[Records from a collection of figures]
********************
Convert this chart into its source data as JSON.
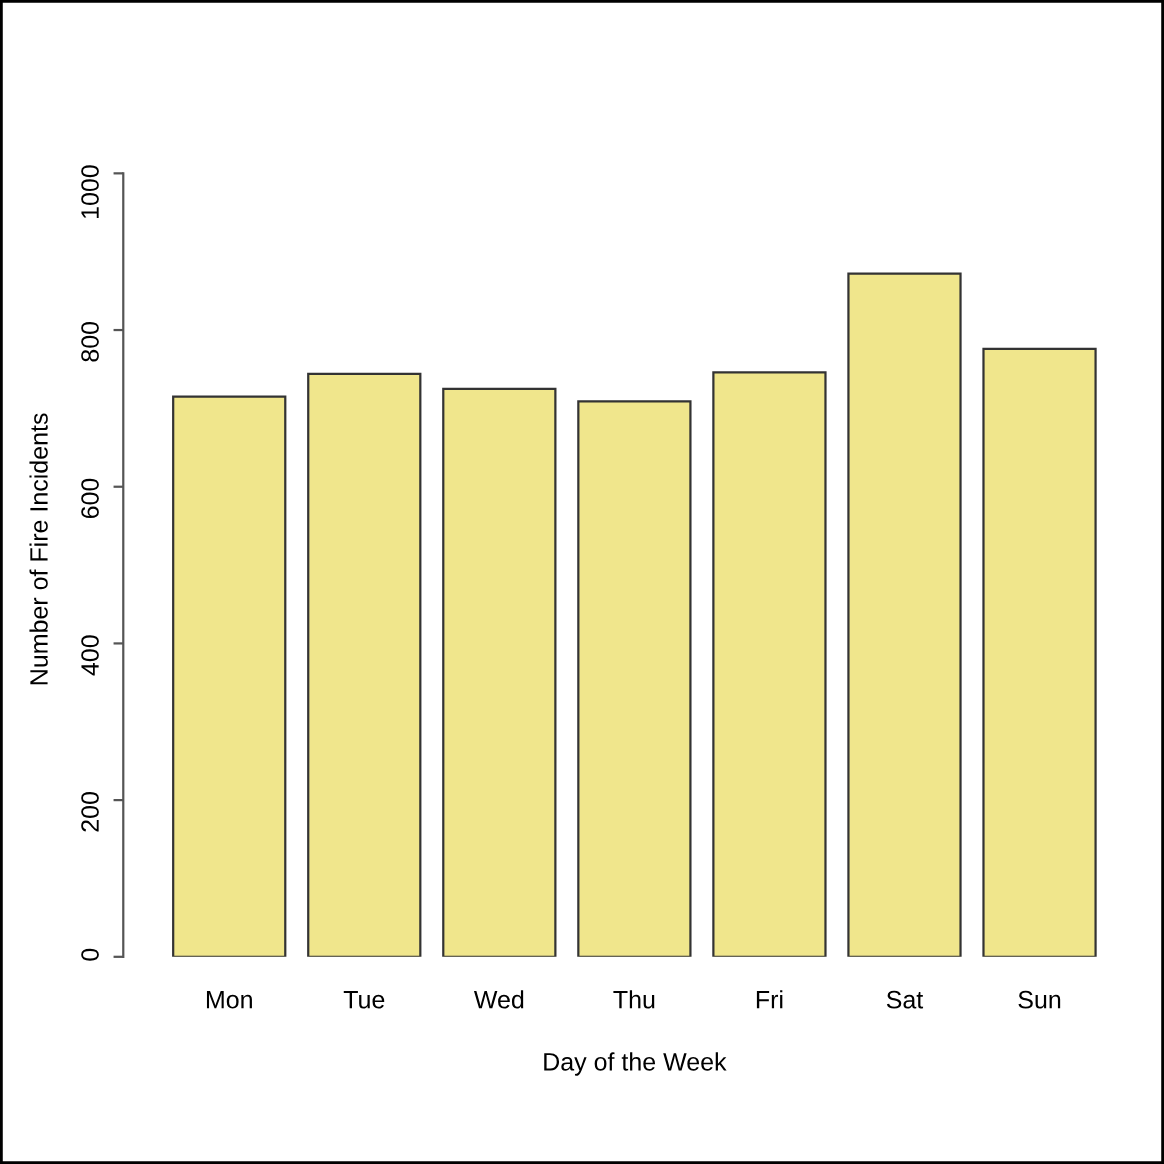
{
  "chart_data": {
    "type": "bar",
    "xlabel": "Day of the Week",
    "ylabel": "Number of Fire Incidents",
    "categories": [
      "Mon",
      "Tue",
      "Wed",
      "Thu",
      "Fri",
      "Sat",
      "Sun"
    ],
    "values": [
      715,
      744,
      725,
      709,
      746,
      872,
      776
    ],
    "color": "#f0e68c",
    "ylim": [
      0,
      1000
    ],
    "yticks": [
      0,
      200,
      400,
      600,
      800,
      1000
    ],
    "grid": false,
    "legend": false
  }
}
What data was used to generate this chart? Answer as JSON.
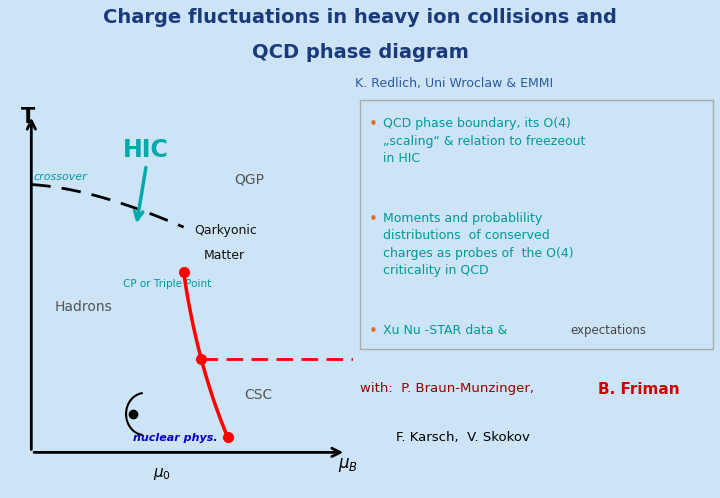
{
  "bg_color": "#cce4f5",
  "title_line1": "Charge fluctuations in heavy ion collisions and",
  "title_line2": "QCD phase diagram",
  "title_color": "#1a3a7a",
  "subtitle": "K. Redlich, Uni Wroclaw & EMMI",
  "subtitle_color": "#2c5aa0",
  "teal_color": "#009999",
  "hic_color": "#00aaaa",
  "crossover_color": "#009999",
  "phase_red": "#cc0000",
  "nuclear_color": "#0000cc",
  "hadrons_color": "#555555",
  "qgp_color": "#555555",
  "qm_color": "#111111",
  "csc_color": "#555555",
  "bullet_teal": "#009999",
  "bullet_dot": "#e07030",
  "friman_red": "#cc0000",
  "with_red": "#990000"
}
********************
▶ [Task requirements] Extract the lines beginning with the one that contains "What data was" and ending with the last line of the listing. Keep them exact and drop the pictures.

▶ [Full answer]
What data was used to generate this chart? Answer as JSON.
{
  "bg_color": "#cce4f5",
  "title_line1": "Charge fluctuations in heavy ion collisions and",
  "title_line2": "QCD phase diagram",
  "title_color": "#1a3a7a",
  "subtitle": "K. Redlich, Uni Wroclaw & EMMI",
  "subtitle_color": "#2c5aa0",
  "teal_color": "#009999",
  "hic_color": "#00aaaa",
  "crossover_color": "#009999",
  "phase_red": "#cc0000",
  "nuclear_color": "#0000cc",
  "hadrons_color": "#555555",
  "qgp_color": "#555555",
  "qm_color": "#111111",
  "csc_color": "#555555",
  "bullet_teal": "#009999",
  "bullet_dot": "#e07030",
  "friman_red": "#cc0000",
  "with_red": "#990000"
}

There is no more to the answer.